§ Record list
-- -- --

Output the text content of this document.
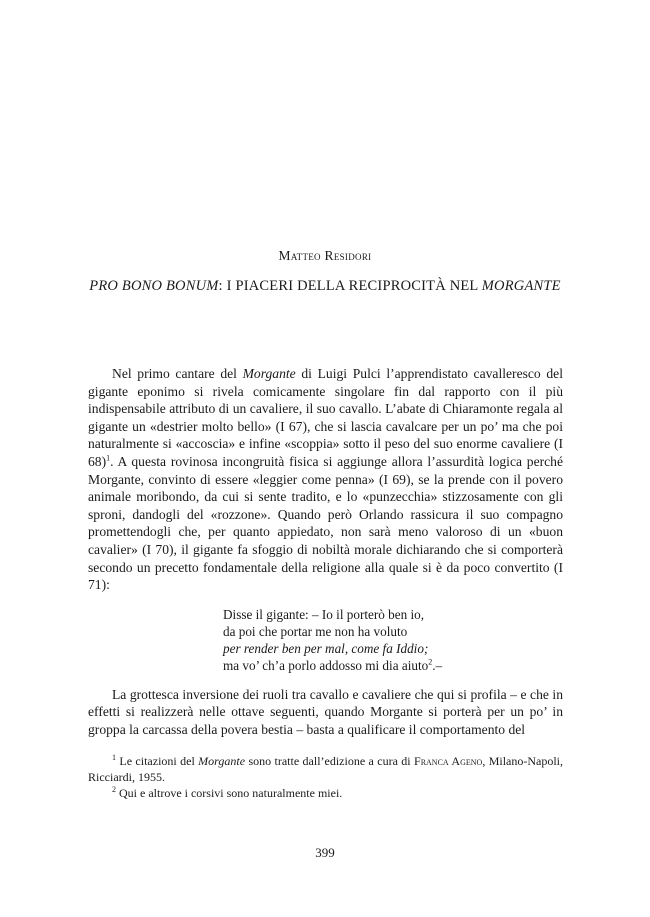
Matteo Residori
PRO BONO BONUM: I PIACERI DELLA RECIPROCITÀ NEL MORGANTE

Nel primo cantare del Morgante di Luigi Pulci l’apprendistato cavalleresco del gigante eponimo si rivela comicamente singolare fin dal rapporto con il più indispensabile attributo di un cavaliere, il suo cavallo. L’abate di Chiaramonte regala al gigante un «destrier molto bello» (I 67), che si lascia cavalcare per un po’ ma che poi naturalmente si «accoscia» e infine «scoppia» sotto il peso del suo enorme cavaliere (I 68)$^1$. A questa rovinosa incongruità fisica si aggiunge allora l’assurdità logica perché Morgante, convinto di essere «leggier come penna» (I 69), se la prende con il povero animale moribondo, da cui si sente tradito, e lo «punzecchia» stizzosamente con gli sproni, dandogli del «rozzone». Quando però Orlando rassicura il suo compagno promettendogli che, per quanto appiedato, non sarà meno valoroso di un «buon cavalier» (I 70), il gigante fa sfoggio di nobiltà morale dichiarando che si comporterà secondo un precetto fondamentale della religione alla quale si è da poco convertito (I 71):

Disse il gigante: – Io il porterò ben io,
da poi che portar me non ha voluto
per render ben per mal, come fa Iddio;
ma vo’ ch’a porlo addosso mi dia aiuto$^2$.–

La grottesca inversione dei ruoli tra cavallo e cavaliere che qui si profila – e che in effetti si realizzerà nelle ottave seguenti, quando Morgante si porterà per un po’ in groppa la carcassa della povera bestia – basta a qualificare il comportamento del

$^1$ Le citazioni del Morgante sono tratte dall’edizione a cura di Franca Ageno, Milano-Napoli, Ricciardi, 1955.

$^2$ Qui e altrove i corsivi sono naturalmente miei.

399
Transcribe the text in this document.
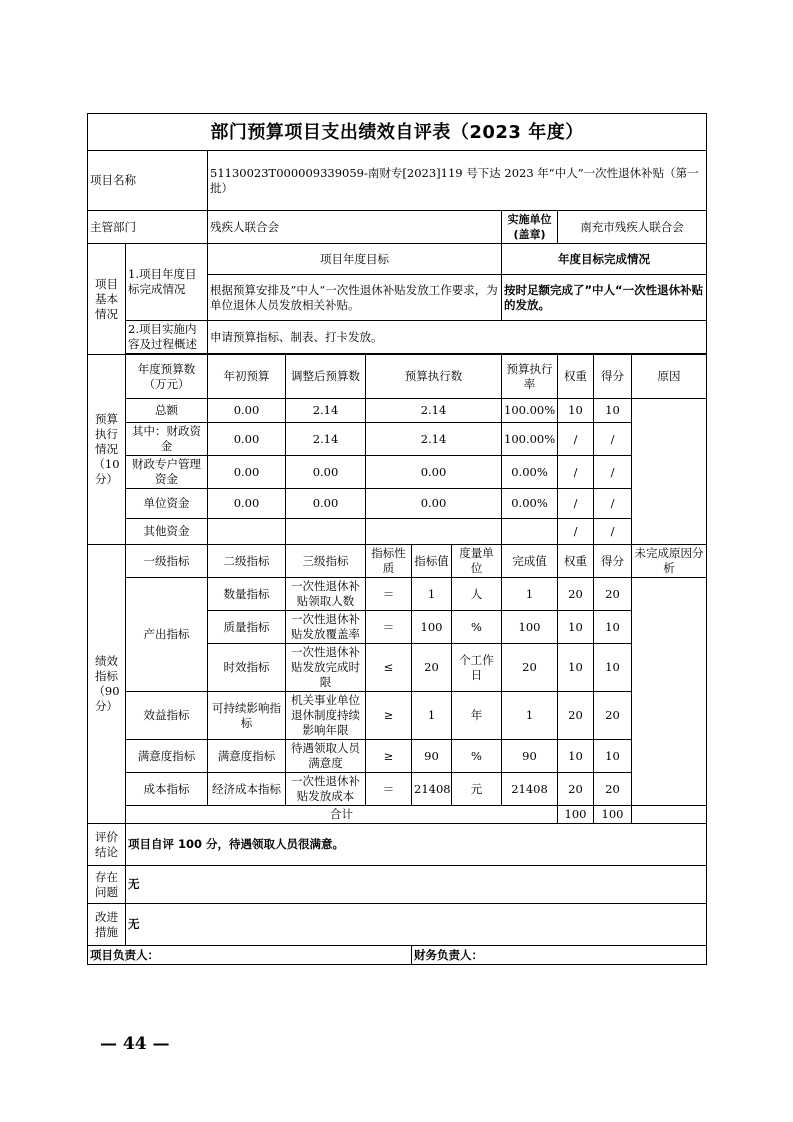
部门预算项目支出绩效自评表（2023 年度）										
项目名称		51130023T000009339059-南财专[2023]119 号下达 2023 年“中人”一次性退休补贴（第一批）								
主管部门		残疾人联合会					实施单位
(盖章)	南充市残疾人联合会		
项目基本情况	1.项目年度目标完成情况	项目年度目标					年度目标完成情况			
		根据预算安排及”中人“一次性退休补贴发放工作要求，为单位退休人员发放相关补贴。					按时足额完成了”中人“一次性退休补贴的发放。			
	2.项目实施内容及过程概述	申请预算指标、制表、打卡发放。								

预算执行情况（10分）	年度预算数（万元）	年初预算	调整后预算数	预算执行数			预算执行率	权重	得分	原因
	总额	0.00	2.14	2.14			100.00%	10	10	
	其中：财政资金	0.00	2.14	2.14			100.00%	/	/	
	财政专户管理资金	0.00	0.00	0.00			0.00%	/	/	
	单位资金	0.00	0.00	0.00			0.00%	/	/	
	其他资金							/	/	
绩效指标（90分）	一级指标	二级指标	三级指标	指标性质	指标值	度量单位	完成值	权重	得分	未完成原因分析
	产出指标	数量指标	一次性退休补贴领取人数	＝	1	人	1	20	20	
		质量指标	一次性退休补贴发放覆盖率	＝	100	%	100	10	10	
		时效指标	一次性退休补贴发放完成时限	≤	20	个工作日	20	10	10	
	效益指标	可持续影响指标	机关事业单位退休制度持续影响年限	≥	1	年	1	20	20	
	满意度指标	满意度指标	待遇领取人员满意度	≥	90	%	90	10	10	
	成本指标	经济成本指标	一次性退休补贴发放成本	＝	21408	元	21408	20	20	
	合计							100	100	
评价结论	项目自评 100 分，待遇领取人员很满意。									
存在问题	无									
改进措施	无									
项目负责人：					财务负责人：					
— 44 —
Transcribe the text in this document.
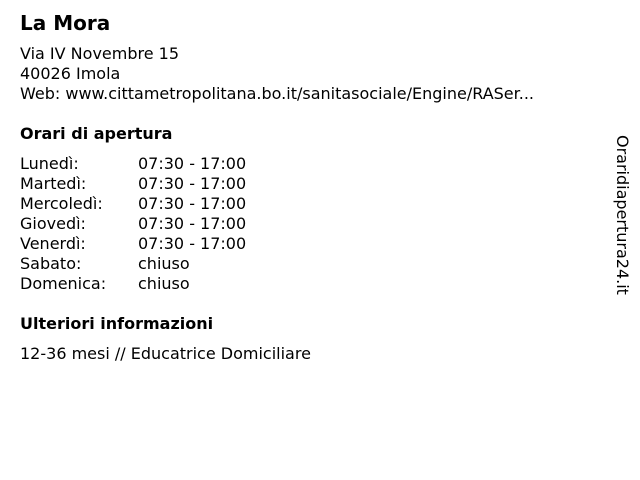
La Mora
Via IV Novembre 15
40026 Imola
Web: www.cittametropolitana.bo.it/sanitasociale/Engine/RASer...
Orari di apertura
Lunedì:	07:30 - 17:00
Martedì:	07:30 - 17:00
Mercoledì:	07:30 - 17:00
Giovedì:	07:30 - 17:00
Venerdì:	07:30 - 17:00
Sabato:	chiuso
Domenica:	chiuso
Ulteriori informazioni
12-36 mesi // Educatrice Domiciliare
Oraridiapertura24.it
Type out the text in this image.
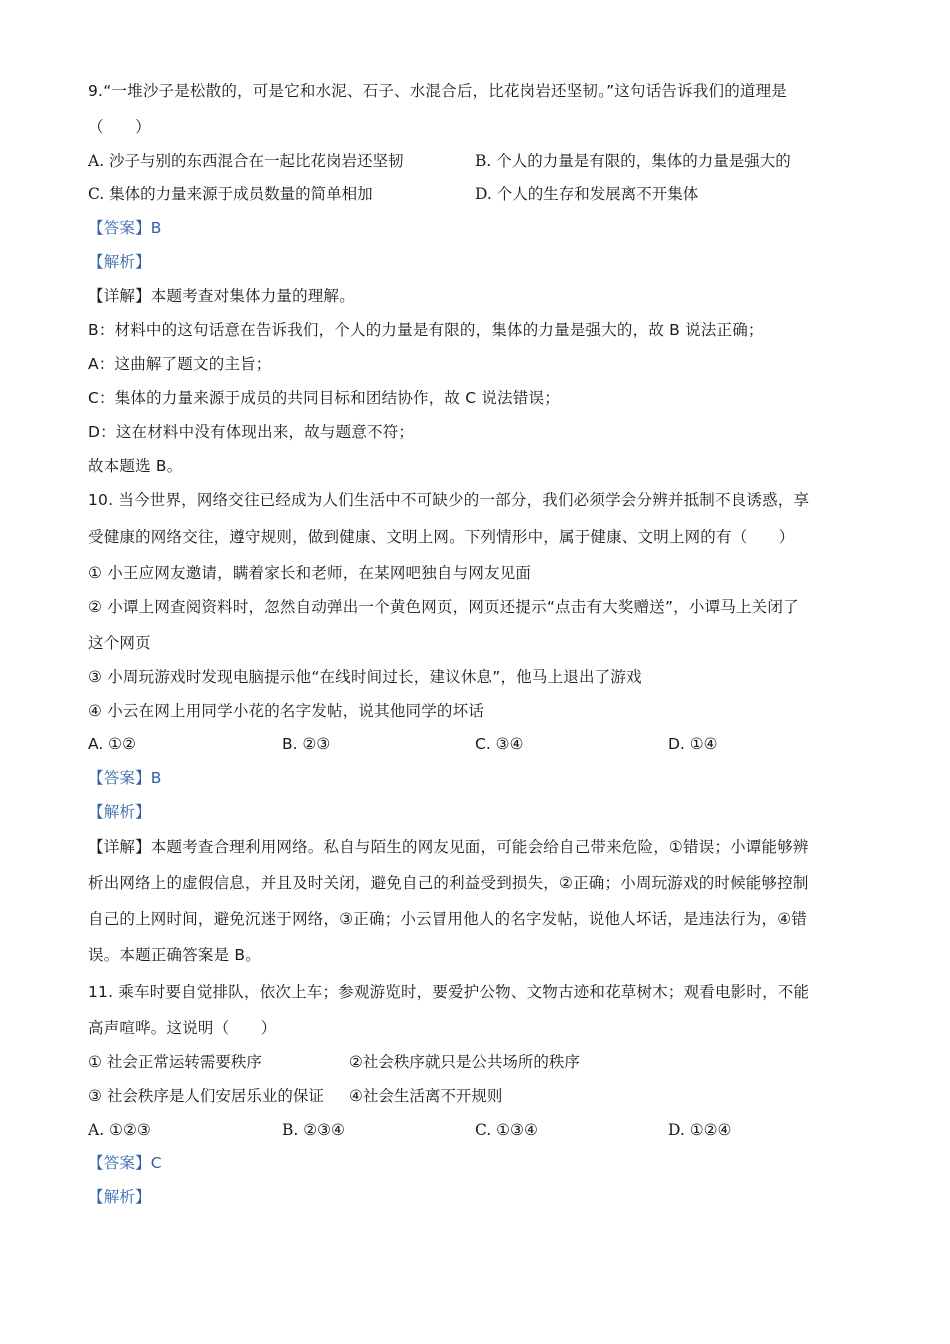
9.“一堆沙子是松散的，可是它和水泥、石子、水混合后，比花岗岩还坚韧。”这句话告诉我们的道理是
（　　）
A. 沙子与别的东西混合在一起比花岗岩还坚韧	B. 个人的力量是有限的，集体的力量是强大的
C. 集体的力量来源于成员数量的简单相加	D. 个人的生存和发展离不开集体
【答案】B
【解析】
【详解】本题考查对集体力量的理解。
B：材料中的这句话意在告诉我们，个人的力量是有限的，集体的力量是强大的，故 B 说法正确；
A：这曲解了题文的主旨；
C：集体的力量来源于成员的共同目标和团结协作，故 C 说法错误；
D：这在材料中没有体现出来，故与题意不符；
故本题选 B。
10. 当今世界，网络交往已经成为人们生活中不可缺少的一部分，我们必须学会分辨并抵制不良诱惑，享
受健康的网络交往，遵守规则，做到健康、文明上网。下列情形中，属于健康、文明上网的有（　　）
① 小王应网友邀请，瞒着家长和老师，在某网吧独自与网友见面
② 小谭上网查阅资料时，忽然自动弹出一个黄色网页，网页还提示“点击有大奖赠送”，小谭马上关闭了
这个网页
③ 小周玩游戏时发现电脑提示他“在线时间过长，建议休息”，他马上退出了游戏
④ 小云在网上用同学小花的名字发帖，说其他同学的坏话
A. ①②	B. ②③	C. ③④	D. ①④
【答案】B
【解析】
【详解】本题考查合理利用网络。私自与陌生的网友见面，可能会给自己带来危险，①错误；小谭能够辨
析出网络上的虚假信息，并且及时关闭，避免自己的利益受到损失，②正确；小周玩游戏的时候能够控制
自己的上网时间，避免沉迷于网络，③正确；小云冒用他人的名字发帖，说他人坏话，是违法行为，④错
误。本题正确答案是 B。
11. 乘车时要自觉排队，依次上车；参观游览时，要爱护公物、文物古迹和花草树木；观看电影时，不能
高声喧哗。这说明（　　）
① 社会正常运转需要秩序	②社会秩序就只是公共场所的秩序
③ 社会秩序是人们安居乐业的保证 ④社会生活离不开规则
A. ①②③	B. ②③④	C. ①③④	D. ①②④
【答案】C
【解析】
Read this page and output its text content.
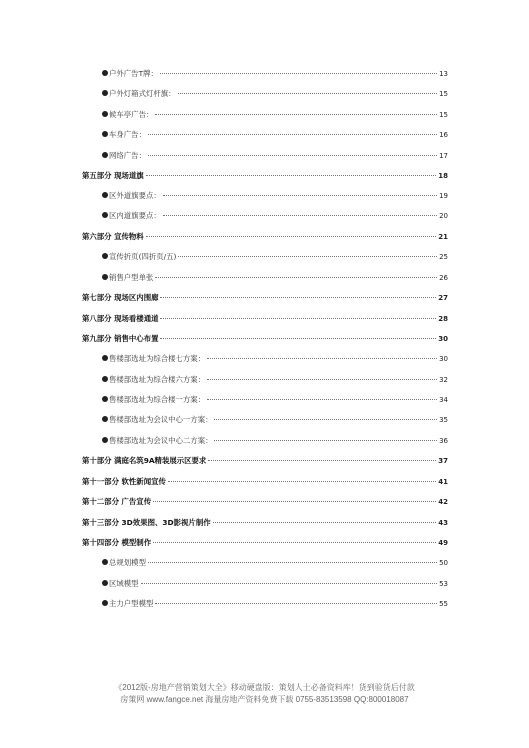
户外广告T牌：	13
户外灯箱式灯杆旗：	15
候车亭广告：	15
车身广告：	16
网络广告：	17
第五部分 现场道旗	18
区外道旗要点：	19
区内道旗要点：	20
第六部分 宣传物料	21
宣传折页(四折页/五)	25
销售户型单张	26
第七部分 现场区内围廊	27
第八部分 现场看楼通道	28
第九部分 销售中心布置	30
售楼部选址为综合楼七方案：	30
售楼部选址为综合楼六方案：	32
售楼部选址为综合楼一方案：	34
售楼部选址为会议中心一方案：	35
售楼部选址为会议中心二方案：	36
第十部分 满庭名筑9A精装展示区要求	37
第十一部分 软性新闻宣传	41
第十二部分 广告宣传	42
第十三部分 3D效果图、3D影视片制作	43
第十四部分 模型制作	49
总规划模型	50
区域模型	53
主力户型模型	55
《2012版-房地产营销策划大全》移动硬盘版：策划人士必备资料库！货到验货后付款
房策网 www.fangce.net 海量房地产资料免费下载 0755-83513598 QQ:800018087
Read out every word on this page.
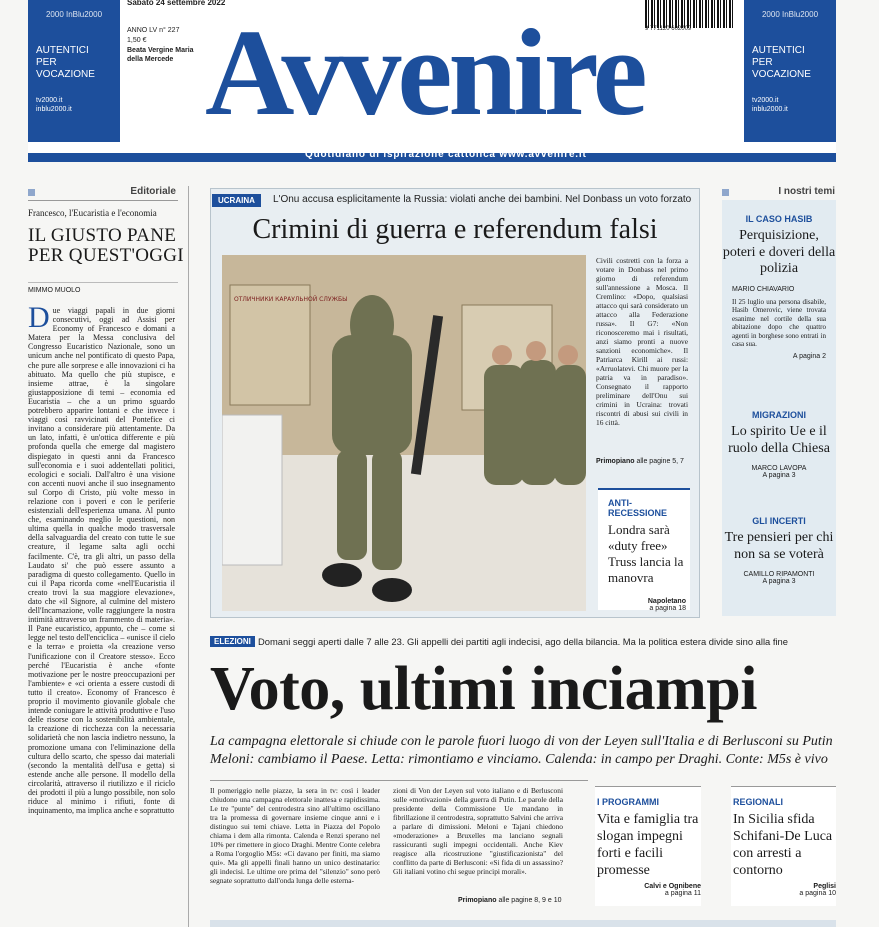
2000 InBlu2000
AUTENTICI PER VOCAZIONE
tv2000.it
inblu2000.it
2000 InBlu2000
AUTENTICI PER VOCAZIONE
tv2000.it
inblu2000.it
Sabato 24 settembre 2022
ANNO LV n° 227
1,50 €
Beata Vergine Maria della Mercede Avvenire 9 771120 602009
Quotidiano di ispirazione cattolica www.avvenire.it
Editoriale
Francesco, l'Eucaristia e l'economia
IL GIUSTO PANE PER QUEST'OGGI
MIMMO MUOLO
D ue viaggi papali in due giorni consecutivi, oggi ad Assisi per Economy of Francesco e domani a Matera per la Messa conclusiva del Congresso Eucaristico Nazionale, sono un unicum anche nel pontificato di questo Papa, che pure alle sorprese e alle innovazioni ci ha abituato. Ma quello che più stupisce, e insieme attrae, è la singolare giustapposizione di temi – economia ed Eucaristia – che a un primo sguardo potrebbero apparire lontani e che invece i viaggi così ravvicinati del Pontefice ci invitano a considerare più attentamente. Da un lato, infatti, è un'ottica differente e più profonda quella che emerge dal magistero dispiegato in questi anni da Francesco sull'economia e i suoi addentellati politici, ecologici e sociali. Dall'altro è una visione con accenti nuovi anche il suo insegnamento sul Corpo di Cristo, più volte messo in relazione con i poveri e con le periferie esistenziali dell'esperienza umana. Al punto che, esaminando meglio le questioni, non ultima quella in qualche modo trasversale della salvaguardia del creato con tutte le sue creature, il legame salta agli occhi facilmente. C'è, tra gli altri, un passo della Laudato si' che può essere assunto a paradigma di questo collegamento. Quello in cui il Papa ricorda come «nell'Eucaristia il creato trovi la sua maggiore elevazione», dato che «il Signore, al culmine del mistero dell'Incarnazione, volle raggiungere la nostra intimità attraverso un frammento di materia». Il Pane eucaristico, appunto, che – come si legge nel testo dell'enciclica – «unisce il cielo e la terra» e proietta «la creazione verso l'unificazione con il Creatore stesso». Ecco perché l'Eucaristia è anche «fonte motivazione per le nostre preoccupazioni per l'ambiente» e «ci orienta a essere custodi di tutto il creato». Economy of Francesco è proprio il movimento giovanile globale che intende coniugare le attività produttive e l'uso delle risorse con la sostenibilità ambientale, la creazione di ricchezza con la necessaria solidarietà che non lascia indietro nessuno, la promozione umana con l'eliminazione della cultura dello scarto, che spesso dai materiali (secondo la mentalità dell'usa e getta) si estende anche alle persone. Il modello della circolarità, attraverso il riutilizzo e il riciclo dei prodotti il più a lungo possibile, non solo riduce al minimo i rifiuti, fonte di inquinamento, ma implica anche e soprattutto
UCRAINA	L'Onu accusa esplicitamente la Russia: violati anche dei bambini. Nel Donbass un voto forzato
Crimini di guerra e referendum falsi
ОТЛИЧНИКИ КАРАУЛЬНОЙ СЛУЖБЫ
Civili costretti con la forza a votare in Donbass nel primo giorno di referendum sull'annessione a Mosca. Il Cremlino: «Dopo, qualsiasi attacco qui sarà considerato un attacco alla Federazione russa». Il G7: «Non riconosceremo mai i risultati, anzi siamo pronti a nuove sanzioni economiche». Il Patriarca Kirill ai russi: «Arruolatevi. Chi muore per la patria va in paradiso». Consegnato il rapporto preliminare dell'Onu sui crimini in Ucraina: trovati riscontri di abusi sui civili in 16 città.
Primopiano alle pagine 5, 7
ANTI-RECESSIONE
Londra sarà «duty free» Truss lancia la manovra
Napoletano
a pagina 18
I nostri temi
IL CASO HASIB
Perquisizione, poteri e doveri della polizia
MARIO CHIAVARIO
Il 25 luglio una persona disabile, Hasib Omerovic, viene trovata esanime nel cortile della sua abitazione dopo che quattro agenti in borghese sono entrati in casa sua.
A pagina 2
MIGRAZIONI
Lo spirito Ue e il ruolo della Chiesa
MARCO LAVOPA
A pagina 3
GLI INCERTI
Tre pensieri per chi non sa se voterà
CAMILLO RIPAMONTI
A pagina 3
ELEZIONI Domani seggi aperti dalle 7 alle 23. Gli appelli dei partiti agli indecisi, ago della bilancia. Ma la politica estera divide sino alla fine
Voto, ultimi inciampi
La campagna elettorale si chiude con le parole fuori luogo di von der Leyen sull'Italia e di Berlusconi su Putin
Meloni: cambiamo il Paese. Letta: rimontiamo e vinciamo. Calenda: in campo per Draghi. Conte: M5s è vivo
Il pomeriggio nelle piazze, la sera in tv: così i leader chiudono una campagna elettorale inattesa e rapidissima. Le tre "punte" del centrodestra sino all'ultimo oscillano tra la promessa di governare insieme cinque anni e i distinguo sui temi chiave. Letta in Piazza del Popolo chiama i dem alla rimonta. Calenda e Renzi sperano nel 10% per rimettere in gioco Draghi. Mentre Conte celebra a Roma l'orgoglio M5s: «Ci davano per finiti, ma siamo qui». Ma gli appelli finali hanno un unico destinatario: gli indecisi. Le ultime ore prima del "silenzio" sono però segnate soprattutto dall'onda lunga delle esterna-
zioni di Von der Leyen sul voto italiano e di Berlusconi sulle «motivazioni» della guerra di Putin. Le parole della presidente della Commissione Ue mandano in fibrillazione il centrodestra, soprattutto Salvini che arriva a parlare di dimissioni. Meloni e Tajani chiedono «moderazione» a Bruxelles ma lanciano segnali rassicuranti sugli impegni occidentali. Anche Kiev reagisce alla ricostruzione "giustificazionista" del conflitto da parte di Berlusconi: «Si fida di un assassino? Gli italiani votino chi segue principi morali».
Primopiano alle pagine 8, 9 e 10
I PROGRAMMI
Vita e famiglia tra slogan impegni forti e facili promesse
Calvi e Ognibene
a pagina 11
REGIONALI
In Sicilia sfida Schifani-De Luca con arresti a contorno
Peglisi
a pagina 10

-- -- --

§ Problem requirements
Show, from the material above, each line that includes the string "guerra".

§ Result for this exercise
Crimini di guerra e referendum falsi
zioni di Von der Leyen sul voto italiano e di Berlusconi sulle «motivazioni» della guerra di Putin. Le parole della presidente della Commissione Ue mandano in fibrillazione il centrodestra, soprattutto Salvini che arriva a parlare di dimissioni. Meloni e Tajani chiedono «moderazione» a Bruxelles ma lanciano segnali rassicuranti sugli impegni occidentali. Anche Kiev reagisce alla ricostruzione "giustificazionista" del conflitto da parte di Berlusconi: «Si fida di un assassino? Gli italiani votino chi segue principi morali».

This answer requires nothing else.